[Source records]

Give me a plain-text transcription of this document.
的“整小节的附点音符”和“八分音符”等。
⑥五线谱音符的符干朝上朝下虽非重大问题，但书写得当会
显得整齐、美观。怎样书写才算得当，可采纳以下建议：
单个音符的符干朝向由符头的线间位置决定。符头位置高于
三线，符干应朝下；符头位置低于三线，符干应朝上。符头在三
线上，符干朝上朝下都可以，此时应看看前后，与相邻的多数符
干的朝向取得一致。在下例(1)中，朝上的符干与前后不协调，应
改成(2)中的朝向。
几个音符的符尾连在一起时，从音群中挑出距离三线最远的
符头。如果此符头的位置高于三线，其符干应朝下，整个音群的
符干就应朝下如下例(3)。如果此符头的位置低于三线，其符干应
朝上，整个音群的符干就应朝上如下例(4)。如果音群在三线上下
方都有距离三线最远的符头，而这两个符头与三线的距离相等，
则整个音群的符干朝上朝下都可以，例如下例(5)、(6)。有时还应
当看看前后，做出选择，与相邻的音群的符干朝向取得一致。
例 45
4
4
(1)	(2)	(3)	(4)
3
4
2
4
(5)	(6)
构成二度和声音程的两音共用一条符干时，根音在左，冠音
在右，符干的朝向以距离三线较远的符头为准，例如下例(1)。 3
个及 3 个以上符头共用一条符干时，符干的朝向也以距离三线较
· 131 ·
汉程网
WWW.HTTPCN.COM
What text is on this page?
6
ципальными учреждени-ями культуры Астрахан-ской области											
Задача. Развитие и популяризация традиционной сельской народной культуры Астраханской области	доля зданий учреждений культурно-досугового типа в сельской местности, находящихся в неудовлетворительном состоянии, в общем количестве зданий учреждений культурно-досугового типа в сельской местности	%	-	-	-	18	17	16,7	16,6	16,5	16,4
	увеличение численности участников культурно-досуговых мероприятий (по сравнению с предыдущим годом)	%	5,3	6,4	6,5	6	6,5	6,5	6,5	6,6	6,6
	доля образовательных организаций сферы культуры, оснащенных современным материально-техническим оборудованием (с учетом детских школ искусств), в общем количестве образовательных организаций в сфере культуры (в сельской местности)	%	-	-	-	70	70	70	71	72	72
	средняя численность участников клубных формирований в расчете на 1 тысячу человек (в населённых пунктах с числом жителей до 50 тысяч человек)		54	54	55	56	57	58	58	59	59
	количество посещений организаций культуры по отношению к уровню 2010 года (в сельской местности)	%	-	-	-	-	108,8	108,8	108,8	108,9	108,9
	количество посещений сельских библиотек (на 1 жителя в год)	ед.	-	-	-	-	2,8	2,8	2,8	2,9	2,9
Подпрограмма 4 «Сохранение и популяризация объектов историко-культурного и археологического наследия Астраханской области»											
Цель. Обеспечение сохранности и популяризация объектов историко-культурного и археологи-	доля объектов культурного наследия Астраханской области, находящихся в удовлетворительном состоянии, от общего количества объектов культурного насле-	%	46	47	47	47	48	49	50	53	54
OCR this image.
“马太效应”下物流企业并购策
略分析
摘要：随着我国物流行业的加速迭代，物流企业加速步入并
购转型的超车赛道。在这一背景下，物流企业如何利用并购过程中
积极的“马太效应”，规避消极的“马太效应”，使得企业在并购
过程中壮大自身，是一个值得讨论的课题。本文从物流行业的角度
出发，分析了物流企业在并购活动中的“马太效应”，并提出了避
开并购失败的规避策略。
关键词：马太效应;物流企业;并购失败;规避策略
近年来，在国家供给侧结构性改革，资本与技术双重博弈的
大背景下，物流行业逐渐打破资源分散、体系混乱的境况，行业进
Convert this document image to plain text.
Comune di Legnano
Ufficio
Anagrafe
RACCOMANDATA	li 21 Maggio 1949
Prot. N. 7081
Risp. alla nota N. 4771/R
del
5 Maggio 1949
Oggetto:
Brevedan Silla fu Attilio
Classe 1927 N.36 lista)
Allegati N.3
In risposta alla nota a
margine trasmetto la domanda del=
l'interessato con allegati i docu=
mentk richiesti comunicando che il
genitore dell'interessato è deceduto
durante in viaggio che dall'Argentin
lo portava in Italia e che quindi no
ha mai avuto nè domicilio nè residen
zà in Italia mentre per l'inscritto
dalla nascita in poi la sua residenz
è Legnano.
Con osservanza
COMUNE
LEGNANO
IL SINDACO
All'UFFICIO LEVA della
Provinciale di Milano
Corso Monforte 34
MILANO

Aim: What is the number of lines in the listing that contain the string "例如下例"? Reply with that number alone.

Exercise output: 2